**Data extract:**
• • • • •
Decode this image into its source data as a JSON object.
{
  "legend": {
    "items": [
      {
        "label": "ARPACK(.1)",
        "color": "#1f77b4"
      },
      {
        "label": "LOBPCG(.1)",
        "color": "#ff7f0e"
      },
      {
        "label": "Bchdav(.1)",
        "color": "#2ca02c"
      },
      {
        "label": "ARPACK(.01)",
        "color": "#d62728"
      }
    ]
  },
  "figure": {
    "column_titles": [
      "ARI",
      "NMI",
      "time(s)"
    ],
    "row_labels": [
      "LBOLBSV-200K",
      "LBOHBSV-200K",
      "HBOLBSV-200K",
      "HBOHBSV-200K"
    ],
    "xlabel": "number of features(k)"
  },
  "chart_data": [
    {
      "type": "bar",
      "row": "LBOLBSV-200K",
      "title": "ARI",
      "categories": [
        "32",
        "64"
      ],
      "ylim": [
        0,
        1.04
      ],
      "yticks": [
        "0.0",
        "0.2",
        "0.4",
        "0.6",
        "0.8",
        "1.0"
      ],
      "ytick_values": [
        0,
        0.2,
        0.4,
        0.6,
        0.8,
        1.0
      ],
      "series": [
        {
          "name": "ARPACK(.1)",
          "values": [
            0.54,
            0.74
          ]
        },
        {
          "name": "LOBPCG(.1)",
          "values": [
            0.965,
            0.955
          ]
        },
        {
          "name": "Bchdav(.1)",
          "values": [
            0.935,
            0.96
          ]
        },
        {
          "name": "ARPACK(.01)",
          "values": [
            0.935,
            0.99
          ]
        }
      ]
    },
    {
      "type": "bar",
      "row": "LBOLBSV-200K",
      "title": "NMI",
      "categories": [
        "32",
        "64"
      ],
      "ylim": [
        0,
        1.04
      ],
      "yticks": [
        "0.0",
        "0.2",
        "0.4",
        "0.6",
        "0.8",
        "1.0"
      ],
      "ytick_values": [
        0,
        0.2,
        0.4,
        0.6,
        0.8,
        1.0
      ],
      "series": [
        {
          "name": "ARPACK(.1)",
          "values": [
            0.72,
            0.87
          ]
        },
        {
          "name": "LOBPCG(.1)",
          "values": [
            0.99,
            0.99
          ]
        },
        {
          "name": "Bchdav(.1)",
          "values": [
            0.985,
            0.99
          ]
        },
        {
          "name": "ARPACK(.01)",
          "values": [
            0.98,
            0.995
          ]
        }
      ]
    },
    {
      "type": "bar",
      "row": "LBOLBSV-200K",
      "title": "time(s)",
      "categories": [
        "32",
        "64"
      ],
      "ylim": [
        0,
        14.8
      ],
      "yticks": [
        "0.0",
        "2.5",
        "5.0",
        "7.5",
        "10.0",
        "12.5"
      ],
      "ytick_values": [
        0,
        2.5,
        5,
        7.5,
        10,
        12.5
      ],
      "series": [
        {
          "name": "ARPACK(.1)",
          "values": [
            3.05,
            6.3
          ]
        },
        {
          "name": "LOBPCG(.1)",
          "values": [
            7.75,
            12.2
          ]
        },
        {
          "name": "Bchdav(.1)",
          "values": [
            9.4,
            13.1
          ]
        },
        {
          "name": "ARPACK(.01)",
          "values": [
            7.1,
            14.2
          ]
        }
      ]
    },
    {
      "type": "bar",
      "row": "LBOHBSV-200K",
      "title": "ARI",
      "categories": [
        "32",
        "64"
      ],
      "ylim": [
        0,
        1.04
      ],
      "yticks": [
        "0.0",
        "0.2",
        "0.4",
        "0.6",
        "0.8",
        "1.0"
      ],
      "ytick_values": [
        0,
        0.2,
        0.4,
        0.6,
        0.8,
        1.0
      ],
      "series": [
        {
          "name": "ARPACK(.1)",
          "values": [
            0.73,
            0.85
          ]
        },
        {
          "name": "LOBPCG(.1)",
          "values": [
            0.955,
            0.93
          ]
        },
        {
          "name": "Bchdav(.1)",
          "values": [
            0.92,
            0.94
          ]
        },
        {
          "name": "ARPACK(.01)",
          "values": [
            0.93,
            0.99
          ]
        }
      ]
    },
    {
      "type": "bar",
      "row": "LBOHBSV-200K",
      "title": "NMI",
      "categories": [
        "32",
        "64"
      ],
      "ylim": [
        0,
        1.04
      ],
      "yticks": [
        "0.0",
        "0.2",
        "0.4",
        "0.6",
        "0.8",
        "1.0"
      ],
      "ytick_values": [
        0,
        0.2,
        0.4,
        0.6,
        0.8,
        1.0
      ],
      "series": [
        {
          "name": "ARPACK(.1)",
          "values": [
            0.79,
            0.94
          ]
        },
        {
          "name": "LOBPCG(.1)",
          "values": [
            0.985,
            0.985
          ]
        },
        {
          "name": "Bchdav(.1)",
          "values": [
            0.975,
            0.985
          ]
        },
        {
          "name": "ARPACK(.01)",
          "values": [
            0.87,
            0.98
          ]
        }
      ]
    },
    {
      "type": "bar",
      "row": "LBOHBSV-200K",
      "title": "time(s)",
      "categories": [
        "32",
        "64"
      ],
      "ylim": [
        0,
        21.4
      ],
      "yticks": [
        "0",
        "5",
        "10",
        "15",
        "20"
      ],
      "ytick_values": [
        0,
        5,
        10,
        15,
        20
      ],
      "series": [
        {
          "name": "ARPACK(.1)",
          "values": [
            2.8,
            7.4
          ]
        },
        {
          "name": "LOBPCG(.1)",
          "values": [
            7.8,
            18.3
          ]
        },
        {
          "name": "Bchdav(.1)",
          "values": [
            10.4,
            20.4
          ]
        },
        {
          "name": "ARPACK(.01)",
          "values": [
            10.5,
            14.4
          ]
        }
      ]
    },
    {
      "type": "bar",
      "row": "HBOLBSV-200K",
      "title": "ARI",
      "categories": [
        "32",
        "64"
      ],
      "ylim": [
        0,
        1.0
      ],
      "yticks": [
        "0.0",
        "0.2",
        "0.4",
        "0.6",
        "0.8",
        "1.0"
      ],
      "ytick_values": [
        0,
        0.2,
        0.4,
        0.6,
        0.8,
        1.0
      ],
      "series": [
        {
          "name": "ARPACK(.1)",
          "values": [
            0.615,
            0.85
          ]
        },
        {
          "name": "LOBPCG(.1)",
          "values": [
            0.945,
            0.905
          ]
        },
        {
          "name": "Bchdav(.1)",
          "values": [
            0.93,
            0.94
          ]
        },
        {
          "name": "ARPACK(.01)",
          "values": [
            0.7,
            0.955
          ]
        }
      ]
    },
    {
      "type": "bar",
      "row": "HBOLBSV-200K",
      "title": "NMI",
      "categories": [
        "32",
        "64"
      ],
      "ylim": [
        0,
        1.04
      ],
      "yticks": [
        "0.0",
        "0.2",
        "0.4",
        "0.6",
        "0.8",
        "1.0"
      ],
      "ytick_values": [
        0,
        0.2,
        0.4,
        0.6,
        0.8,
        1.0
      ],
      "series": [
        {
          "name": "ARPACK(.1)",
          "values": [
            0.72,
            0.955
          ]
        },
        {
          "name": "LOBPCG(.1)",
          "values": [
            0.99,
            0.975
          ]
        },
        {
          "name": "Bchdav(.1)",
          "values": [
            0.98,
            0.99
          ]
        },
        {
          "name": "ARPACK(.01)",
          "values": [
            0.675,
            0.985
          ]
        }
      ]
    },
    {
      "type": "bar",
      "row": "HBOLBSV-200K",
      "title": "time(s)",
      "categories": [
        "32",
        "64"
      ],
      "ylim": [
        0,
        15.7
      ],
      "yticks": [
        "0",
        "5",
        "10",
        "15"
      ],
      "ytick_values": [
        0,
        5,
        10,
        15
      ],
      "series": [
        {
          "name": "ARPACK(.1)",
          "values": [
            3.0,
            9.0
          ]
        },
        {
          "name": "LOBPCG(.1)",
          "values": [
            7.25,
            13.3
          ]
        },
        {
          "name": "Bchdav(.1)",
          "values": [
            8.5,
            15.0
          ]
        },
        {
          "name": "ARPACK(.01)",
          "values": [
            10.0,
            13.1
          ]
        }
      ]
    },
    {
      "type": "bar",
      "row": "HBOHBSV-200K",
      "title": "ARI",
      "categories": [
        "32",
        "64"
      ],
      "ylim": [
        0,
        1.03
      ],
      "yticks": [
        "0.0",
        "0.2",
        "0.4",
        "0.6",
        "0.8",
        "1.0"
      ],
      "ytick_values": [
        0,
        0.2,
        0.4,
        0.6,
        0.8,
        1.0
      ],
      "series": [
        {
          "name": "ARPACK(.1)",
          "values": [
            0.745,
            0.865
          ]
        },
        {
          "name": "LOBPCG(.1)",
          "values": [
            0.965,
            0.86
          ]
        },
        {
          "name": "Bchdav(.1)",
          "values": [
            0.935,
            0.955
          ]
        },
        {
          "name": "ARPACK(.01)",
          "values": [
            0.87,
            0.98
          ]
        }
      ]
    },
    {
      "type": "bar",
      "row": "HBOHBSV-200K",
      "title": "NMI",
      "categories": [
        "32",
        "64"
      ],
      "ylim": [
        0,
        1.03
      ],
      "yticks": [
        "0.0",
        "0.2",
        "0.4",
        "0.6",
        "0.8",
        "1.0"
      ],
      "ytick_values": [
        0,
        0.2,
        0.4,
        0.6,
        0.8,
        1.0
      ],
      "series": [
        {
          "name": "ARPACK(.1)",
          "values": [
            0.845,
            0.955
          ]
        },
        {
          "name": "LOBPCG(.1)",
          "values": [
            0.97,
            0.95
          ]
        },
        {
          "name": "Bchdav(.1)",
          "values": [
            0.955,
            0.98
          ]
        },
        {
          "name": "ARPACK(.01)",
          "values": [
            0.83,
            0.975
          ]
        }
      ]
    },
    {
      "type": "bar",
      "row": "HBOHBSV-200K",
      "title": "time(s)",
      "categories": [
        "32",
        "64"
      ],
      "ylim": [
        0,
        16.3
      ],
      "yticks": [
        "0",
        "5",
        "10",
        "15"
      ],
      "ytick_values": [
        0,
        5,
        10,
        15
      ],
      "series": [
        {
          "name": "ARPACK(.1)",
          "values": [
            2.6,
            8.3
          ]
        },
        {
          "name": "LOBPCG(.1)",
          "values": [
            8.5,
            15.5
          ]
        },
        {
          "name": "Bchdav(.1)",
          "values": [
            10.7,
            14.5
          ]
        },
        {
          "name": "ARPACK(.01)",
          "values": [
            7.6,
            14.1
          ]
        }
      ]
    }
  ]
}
• • • • •
**Directions:** Collect, from the material above, every line containing the word "color".

**Written answer:**
        "color": "#1f77b4"
        "color": "#ff7f0e"
        "color": "#2ca02c"
        "color": "#d62728"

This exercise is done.